_THE PROBLEM:_ Lines containing the word "meta" are the ones to copy from the records below.

_EXCERPTED DATA:_
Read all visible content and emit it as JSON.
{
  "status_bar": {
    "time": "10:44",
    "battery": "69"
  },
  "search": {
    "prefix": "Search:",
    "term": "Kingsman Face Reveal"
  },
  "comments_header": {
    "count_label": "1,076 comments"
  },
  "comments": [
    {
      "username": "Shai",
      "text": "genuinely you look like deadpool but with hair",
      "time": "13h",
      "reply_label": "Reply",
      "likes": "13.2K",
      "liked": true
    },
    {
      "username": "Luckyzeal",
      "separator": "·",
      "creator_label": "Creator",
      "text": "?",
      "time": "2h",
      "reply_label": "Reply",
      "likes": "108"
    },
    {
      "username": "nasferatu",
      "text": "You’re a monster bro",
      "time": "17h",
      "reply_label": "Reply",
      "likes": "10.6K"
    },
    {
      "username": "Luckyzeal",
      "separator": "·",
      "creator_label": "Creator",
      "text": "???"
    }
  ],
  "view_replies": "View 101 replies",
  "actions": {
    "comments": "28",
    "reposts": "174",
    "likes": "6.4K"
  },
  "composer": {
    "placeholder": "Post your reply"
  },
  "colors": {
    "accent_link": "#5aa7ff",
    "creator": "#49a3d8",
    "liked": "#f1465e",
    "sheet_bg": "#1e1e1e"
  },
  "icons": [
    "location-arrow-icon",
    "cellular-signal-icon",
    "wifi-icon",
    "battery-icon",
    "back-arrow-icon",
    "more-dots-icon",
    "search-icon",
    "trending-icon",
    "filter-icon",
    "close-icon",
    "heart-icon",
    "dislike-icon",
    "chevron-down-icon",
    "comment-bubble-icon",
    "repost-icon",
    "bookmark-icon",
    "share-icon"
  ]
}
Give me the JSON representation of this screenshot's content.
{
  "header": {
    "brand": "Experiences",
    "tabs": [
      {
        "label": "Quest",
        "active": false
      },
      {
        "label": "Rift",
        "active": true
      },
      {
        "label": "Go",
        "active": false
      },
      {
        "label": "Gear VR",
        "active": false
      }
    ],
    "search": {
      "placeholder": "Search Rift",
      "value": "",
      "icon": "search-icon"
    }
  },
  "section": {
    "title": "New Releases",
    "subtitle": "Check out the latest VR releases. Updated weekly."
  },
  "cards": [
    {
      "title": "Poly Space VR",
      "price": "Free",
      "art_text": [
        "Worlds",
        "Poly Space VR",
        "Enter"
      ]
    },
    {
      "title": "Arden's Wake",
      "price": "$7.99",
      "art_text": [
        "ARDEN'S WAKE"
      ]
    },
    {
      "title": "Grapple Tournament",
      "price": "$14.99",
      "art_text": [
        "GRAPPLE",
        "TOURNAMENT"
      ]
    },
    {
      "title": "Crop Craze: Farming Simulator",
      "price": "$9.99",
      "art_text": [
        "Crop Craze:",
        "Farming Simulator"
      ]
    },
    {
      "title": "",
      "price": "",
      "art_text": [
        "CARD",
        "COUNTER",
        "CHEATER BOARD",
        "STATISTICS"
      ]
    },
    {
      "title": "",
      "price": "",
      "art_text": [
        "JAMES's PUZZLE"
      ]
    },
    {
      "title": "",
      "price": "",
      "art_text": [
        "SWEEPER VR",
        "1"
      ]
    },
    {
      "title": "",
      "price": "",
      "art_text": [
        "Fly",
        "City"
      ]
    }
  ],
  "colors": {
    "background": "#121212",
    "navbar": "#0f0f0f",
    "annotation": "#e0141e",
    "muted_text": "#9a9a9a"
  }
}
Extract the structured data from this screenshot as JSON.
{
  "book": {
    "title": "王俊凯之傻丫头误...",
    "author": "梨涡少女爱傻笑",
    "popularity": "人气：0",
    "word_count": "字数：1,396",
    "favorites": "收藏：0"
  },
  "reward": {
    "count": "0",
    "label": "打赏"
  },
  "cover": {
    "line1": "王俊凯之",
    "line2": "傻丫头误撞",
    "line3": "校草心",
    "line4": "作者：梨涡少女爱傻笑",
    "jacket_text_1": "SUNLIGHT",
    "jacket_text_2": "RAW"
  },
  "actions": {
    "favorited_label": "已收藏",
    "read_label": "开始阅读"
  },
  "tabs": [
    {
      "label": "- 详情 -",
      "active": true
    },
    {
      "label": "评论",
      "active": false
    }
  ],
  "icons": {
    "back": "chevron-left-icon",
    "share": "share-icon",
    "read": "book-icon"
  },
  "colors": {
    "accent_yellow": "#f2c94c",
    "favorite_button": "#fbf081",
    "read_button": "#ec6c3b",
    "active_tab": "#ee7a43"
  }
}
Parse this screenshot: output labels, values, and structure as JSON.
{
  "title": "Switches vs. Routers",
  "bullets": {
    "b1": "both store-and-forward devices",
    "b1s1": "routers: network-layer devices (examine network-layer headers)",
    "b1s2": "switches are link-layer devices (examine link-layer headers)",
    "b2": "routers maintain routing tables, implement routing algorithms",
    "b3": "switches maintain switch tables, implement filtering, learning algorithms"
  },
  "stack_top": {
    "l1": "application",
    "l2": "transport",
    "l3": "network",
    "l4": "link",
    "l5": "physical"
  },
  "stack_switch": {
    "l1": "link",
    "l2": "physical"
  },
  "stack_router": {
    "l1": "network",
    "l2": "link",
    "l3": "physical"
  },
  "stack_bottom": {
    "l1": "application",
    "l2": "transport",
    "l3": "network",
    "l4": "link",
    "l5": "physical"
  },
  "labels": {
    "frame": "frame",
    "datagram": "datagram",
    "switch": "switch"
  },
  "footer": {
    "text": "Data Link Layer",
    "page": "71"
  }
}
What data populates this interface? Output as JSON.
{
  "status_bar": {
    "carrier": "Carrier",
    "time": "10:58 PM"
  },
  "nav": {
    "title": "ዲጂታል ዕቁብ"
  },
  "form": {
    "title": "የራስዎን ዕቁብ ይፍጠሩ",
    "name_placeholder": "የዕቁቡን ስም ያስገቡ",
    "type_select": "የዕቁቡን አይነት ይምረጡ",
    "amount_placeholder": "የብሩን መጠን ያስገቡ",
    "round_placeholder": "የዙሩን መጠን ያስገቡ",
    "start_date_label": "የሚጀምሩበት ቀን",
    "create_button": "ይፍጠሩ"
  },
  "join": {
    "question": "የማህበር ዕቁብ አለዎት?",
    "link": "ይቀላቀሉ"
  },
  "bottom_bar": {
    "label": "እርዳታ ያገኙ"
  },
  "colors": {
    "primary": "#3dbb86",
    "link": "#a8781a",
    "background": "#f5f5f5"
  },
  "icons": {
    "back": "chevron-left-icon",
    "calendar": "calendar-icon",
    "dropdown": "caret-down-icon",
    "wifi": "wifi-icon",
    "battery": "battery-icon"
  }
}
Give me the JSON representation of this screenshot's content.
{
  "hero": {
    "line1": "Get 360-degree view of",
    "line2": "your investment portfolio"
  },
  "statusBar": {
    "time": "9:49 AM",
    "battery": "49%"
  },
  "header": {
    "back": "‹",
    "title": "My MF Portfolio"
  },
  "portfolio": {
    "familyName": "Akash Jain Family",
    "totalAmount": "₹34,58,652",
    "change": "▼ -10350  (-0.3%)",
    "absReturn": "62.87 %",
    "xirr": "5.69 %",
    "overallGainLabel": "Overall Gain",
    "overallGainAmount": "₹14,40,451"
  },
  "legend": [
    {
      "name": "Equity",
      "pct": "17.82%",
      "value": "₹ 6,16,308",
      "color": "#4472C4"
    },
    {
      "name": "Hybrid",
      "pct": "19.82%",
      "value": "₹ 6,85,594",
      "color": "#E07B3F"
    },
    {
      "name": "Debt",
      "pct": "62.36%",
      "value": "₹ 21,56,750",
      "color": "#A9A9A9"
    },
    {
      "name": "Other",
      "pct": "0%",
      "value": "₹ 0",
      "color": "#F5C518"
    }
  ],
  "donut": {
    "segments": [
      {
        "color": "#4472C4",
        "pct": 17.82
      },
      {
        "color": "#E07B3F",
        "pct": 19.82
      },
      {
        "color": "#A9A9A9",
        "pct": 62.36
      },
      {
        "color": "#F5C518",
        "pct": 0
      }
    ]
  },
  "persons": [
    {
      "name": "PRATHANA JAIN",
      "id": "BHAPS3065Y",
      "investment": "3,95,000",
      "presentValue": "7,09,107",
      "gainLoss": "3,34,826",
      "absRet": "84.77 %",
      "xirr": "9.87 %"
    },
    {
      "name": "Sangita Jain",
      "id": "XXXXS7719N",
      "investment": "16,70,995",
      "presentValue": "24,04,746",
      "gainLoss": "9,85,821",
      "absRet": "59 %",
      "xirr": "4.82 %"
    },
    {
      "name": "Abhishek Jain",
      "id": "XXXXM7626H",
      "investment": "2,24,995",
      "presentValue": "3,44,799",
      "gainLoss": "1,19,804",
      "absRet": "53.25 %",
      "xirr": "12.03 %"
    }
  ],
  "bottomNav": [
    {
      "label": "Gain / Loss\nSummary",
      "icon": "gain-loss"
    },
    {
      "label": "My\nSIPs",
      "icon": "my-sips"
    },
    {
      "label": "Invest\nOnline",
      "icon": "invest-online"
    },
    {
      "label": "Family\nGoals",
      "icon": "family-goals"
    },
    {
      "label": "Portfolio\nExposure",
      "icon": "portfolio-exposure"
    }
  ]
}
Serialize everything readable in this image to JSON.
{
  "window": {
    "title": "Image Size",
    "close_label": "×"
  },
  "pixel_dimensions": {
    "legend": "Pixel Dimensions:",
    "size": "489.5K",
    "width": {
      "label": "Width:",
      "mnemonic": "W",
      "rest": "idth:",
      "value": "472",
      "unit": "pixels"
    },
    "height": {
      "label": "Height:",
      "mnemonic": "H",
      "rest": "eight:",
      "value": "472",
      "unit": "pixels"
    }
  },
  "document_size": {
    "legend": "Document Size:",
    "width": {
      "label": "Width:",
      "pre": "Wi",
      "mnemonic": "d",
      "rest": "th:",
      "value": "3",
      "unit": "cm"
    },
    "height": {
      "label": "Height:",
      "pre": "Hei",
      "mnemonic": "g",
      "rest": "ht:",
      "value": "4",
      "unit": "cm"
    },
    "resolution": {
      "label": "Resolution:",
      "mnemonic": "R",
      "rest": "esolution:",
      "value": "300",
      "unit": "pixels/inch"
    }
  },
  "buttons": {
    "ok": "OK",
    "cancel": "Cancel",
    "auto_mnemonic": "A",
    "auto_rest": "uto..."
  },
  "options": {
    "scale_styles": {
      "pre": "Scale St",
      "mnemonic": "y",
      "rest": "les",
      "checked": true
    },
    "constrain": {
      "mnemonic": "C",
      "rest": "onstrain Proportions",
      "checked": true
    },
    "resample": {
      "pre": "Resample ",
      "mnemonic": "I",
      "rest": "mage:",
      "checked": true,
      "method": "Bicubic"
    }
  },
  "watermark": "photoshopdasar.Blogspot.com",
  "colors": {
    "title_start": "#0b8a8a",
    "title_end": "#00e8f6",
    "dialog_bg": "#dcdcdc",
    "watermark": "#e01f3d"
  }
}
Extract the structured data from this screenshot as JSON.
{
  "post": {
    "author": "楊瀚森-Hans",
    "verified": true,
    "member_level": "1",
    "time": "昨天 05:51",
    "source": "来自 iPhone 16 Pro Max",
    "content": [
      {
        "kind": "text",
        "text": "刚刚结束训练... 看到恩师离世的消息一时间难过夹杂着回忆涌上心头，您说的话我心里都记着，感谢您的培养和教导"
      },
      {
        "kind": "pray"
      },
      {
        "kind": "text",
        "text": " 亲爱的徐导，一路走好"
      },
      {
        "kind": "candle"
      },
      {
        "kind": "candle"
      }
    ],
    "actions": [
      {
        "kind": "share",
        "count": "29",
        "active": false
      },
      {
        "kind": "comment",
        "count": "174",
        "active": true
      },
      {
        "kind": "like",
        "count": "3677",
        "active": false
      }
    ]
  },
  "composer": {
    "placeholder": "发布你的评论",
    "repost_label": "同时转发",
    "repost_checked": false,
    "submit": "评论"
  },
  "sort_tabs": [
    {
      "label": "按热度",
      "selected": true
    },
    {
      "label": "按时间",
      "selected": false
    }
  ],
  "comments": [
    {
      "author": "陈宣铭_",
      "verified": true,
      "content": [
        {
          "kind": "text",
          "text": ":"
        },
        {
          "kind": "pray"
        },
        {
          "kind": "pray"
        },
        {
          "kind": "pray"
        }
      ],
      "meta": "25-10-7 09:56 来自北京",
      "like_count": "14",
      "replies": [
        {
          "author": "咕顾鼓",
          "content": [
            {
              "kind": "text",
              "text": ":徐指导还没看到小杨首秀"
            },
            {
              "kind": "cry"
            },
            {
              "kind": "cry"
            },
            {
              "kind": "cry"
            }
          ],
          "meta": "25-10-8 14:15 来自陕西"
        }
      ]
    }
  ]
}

_CORRECT RESPONSE:_
      "meta": "25-10-7 09:56 来自北京",
          "meta": "25-10-8 14:15 来自陕西"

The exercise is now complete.